Exercise brief: Copy all of the material below exactly.

Stored data:
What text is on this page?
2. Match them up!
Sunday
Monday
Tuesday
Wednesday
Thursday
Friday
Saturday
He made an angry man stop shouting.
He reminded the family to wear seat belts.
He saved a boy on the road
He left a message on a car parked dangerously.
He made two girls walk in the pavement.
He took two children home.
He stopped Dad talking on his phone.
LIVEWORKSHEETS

Written answer:
What text is on this page?
2. Match them up!
Sunday
Monday
Tuesday
Wednesday
Thursday
Friday
Saturday
He made an angry man stop shouting.
He reminded the family to wear seat belts.
He saved a boy on the road
He left a message on a car parked dangerously.
He made two girls walk in the pavement.
He took two children home.
He stopped Dad talking on his phone.
LIVEWORKSHEETS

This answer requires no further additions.